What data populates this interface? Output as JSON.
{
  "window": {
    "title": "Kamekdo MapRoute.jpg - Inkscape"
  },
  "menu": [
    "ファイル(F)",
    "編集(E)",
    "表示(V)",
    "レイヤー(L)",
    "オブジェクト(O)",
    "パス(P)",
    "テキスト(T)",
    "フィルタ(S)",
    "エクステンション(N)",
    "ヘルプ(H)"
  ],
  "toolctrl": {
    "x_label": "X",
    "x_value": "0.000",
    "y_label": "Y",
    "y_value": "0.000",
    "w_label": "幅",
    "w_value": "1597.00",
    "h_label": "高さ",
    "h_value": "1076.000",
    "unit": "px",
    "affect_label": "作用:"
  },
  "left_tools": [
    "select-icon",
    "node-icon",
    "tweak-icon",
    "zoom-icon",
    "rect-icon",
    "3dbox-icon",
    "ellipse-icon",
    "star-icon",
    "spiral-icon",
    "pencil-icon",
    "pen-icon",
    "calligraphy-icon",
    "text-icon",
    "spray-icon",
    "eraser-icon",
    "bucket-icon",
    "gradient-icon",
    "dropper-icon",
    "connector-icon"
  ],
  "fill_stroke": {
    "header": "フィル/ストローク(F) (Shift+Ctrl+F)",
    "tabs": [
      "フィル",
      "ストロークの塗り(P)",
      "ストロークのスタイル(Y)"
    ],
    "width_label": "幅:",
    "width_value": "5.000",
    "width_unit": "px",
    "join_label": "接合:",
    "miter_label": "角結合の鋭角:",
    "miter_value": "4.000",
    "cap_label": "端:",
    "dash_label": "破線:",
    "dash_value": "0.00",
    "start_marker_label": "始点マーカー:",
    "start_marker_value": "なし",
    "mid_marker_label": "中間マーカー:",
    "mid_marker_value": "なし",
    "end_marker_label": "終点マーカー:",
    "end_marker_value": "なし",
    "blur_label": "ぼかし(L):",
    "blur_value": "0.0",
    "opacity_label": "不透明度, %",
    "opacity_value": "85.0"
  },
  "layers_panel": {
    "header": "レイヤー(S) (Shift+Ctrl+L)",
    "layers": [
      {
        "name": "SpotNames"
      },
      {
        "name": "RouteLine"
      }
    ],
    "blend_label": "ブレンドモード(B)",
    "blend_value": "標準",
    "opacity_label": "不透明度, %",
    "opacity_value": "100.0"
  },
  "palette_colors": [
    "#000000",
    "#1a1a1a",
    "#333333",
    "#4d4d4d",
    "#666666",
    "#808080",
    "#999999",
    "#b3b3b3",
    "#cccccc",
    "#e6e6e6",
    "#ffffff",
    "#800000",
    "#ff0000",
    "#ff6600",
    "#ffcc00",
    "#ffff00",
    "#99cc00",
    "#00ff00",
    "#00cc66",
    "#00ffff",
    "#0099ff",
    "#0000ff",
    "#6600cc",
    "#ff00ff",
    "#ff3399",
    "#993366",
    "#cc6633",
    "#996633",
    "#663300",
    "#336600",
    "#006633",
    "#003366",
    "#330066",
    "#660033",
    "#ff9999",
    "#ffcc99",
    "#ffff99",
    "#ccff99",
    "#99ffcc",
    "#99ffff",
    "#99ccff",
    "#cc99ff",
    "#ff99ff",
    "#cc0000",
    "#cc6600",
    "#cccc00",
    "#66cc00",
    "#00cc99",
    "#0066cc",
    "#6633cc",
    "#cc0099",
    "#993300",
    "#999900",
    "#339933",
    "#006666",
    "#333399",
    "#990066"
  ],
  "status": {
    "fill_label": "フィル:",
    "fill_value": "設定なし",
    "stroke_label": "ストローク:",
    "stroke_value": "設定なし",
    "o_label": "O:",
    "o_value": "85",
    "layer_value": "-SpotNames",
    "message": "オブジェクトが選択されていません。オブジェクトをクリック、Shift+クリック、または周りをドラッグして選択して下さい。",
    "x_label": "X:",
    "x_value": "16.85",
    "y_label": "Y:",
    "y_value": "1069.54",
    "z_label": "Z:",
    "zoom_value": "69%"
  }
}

+===+

Write out the entire listing exactly.

▸ Solution to the exercise
What data populates this interface? Output as JSON.
{
  "window": {
    "title": "Kamekdo MapRoute.jpg - Inkscape"
  },
  "menu": [
    "ファイル(F)",
    "編集(E)",
    "表示(V)",
    "レイヤー(L)",
    "オブジェクト(O)",
    "パス(P)",
    "テキスト(T)",
    "フィルタ(S)",
    "エクステンション(N)",
    "ヘルプ(H)"
  ],
  "toolctrl": {
    "x_label": "X",
    "x_value": "0.000",
    "y_label": "Y",
    "y_value": "0.000",
    "w_label": "幅",
    "w_value": "1597.00",
    "h_label": "高さ",
    "h_value": "1076.000",
    "unit": "px",
    "affect_label": "作用:"
  },
  "left_tools": [
    "select-icon",
    "node-icon",
    "tweak-icon",
    "zoom-icon",
    "rect-icon",
    "3dbox-icon",
    "ellipse-icon",
    "star-icon",
    "spiral-icon",
    "pencil-icon",
    "pen-icon",
    "calligraphy-icon",
    "text-icon",
    "spray-icon",
    "eraser-icon",
    "bucket-icon",
    "gradient-icon",
    "dropper-icon",
    "connector-icon"
  ],
  "fill_stroke": {
    "header": "フィル/ストローク(F) (Shift+Ctrl+F)",
    "tabs": [
      "フィル",
      "ストロークの塗り(P)",
      "ストロークのスタイル(Y)"
    ],
    "width_label": "幅:",
    "width_value": "5.000",
    "width_unit": "px",
    "join_label": "接合:",
    "miter_label": "角結合の鋭角:",
    "miter_value": "4.000",
    "cap_label": "端:",
    "dash_label": "破線:",
    "dash_value": "0.00",
    "start_marker_label": "始点マーカー:",
    "start_marker_value": "なし",
    "mid_marker_label": "中間マーカー:",
    "mid_marker_value": "なし",
    "end_marker_label": "終点マーカー:",
    "end_marker_value": "なし",
    "blur_label": "ぼかし(L):",
    "blur_value": "0.0",
    "opacity_label": "不透明度, %",
    "opacity_value": "85.0"
  },
  "layers_panel": {
    "header": "レイヤー(S) (Shift+Ctrl+L)",
    "layers": [
      {
        "name": "SpotNames"
      },
      {
        "name": "RouteLine"
      }
    ],
    "blend_label": "ブレンドモード(B)",
    "blend_value": "標準",
    "opacity_label": "不透明度, %",
    "opacity_value": "100.0"
  },
  "palette_colors": [
    "#000000",
    "#1a1a1a",
    "#333333",
    "#4d4d4d",
    "#666666",
    "#808080",
    "#999999",
    "#b3b3b3",
    "#cccccc",
    "#e6e6e6",
    "#ffffff",
    "#800000",
    "#ff0000",
    "#ff6600",
    "#ffcc00",
    "#ffff00",
    "#99cc00",
    "#00ff00",
    "#00cc66",
    "#00ffff",
    "#0099ff",
    "#0000ff",
    "#6600cc",
    "#ff00ff",
    "#ff3399",
    "#993366",
    "#cc6633",
    "#996633",
    "#663300",
    "#336600",
    "#006633",
    "#003366",
    "#330066",
    "#660033",
    "#ff9999",
    "#ffcc99",
    "#ffff99",
    "#ccff99",
    "#99ffcc",
    "#99ffff",
    "#99ccff",
    "#cc99ff",
    "#ff99ff",
    "#cc0000",
    "#cc6600",
    "#cccc00",
    "#66cc00",
    "#00cc99",
    "#0066cc",
    "#6633cc",
    "#cc0099",
    "#993300",
    "#999900",
    "#339933",
    "#006666",
    "#333399",
    "#990066"
  ],
  "status": {
    "fill_label": "フィル:",
    "fill_value": "設定なし",
    "stroke_label": "ストローク:",
    "stroke_value": "設定なし",
    "o_label": "O:",
    "o_value": "85",
    "layer_value": "-SpotNames",
    "message": "オブジェクトが選択されていません。オブジェクトをクリック、Shift+クリック、または周りをドラッグして選択して下さい。",
    "x_label": "X:",
    "x_value": "16.85",
    "y_label": "Y:",
    "y_value": "1069.54",
    "z_label": "Z:",
    "zoom_value": "69%"
  }
}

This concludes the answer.